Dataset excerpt
▬▬▬▬▬▬▬▬▬▬

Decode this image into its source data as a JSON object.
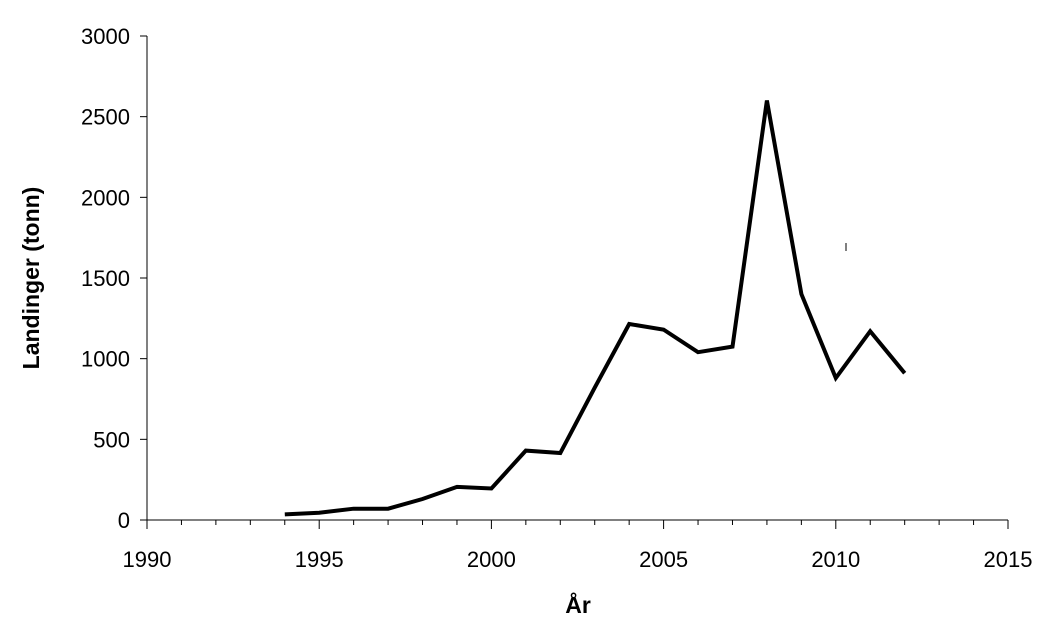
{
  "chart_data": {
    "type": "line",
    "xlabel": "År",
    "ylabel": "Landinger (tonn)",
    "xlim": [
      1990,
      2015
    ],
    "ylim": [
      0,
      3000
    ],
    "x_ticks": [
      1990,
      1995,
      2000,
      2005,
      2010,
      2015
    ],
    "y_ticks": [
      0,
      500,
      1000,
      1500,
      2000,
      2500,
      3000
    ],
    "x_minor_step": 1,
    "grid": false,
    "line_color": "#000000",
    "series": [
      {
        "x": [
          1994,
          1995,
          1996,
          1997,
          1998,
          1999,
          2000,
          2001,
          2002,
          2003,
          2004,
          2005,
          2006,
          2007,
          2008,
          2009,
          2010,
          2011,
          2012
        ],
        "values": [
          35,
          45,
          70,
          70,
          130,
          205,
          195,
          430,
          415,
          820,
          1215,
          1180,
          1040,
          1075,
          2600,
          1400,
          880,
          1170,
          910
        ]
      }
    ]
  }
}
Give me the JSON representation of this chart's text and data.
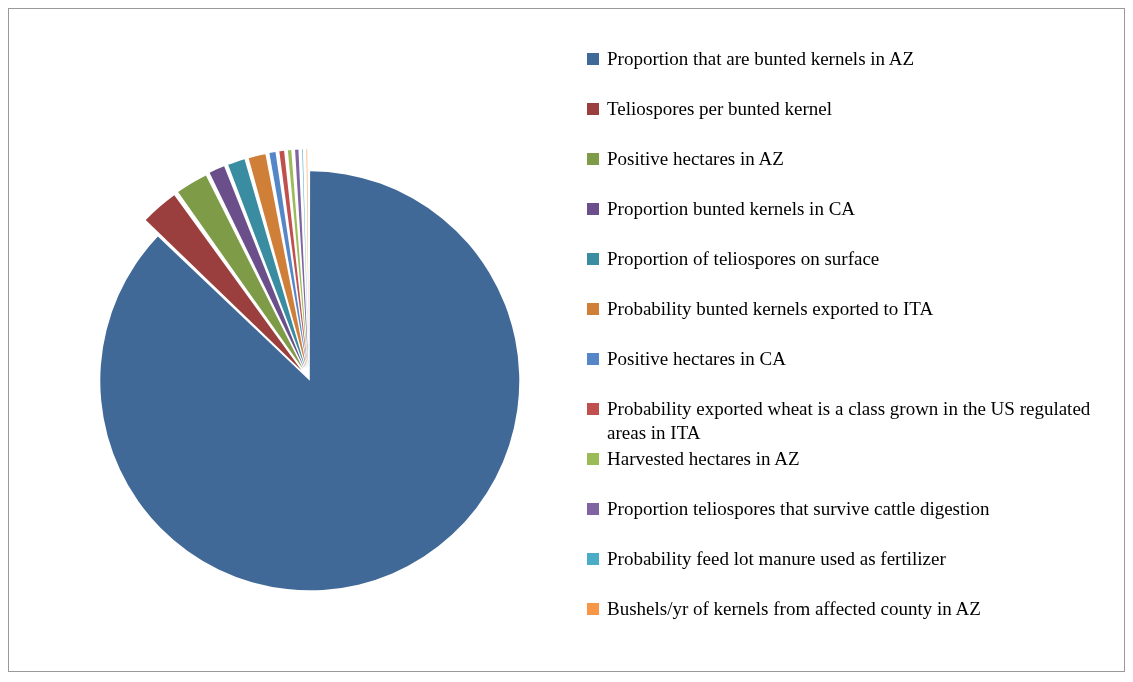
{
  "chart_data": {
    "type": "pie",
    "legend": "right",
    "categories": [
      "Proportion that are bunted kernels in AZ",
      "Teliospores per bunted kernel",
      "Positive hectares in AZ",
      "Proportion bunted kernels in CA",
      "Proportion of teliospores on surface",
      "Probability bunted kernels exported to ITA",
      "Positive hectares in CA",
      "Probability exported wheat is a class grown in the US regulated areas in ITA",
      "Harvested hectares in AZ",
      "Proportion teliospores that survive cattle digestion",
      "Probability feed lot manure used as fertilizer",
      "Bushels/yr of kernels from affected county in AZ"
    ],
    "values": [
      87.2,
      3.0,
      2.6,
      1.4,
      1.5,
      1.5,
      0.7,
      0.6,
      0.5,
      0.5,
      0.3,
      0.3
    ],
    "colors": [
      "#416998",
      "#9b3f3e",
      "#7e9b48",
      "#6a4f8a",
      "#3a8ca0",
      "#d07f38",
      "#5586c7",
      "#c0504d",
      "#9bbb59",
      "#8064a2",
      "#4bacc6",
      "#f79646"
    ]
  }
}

▬▬▬▬▬▬▬▬▬▬

WRITTEN INSTRUCTION> How many of the lines above hold the word "kernels"? Give only that number.

SOLUTION FOR THIS TASK> 4